-- STATED EXERCISE --
Skip every line before the one containing "Extract all readable text from this page.", then copy that line and the rest of the entries below exactly, through the last line.

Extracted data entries
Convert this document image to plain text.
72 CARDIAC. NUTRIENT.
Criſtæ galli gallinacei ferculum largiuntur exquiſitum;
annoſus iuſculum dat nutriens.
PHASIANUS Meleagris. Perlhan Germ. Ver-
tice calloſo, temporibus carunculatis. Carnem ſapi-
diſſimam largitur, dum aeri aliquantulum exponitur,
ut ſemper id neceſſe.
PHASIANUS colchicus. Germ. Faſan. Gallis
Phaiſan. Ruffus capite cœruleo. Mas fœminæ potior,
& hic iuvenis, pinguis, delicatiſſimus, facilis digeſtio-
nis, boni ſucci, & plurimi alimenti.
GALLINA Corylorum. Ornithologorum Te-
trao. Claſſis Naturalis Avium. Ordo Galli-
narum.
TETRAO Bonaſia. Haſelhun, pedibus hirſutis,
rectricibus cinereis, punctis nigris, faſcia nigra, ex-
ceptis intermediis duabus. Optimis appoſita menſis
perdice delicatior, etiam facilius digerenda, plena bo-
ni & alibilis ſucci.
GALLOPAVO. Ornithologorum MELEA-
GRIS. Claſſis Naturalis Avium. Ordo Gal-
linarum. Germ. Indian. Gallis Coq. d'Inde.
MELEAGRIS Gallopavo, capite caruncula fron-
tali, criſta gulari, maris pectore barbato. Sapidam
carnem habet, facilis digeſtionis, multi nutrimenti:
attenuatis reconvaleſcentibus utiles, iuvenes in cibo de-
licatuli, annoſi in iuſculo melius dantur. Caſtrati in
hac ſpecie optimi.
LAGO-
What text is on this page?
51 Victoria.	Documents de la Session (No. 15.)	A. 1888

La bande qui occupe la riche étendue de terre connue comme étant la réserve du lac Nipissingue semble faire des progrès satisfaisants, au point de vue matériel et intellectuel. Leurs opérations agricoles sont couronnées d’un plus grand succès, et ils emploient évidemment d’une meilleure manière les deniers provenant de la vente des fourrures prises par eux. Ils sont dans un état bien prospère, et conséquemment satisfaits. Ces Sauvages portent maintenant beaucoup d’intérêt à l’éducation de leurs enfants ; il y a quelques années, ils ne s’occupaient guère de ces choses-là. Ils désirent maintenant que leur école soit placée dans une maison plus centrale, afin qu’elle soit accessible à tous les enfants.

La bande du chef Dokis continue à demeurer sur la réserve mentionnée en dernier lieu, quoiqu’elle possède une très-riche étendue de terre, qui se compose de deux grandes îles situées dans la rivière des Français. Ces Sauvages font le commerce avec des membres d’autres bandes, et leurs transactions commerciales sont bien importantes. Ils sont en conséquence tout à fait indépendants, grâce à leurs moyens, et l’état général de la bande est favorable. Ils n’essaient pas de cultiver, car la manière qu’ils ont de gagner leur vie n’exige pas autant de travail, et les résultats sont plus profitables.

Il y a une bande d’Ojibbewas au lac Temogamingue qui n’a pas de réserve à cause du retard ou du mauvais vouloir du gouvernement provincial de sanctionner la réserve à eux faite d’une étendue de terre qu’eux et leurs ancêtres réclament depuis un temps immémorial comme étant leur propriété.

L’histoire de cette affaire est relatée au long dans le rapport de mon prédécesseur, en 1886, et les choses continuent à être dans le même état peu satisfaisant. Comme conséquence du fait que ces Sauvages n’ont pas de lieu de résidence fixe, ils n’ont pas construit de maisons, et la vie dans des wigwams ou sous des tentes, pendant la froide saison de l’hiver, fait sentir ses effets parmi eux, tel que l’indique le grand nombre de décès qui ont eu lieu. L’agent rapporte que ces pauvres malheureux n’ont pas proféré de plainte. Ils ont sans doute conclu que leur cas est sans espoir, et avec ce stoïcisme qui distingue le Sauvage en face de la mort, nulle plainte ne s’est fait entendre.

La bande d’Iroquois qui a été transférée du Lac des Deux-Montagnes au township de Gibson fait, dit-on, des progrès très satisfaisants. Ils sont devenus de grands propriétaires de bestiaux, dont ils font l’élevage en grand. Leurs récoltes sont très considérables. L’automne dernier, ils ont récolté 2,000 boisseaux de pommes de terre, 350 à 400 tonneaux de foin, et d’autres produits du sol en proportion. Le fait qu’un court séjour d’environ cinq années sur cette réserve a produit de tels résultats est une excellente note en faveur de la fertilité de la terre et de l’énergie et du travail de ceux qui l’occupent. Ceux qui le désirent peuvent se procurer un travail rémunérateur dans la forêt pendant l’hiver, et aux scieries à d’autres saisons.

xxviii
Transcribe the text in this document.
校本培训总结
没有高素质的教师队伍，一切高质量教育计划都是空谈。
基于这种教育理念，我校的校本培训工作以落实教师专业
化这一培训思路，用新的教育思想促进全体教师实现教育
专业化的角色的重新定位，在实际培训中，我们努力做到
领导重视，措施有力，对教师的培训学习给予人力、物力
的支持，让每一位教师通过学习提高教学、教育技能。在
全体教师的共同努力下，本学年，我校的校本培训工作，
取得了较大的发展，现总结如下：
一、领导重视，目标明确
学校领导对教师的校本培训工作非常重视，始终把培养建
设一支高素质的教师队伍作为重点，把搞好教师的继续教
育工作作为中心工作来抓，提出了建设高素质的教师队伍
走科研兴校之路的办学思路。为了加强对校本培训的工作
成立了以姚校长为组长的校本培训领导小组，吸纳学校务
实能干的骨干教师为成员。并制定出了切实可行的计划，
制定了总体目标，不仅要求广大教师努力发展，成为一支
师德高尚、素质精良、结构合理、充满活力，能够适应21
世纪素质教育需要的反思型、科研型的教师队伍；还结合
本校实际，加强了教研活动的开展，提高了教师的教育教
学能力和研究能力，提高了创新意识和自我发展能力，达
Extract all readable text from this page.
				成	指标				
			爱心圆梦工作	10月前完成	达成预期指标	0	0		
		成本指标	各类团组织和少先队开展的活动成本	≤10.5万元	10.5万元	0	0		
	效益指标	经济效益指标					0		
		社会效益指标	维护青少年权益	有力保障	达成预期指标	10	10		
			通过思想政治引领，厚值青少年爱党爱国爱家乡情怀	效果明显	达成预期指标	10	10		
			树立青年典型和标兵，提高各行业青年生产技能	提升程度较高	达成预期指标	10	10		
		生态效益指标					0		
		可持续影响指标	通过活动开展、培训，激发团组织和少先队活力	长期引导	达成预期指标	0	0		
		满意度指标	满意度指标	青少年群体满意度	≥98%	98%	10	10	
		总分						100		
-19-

-- PROBLEM SOLUTION --
Extract all readable text from this page.
				成	指标				
			爱心圆梦工作	10月前完成	达成预期指标	0	0		
		成本指标	各类团组织和少先队开展的活动成本	≤10.5万元	10.5万元	0	0		
	效益指标	经济效益指标					0		
		社会效益指标	维护青少年权益	有力保障	达成预期指标	10	10		
			通过思想政治引领，厚值青少年爱党爱国爱家乡情怀	效果明显	达成预期指标	10	10		
			树立青年典型和标兵，提高各行业青年生产技能	提升程度较高	达成预期指标	10	10		
		生态效益指标					0		
		可持续影响指标	通过活动开展、培训，激发团组织和少先队活力	长期引导	达成预期指标	0	0		
		满意度指标	满意度指标	青少年群体满意度	≥98%	98%	10	10	
		总分						100		
-19-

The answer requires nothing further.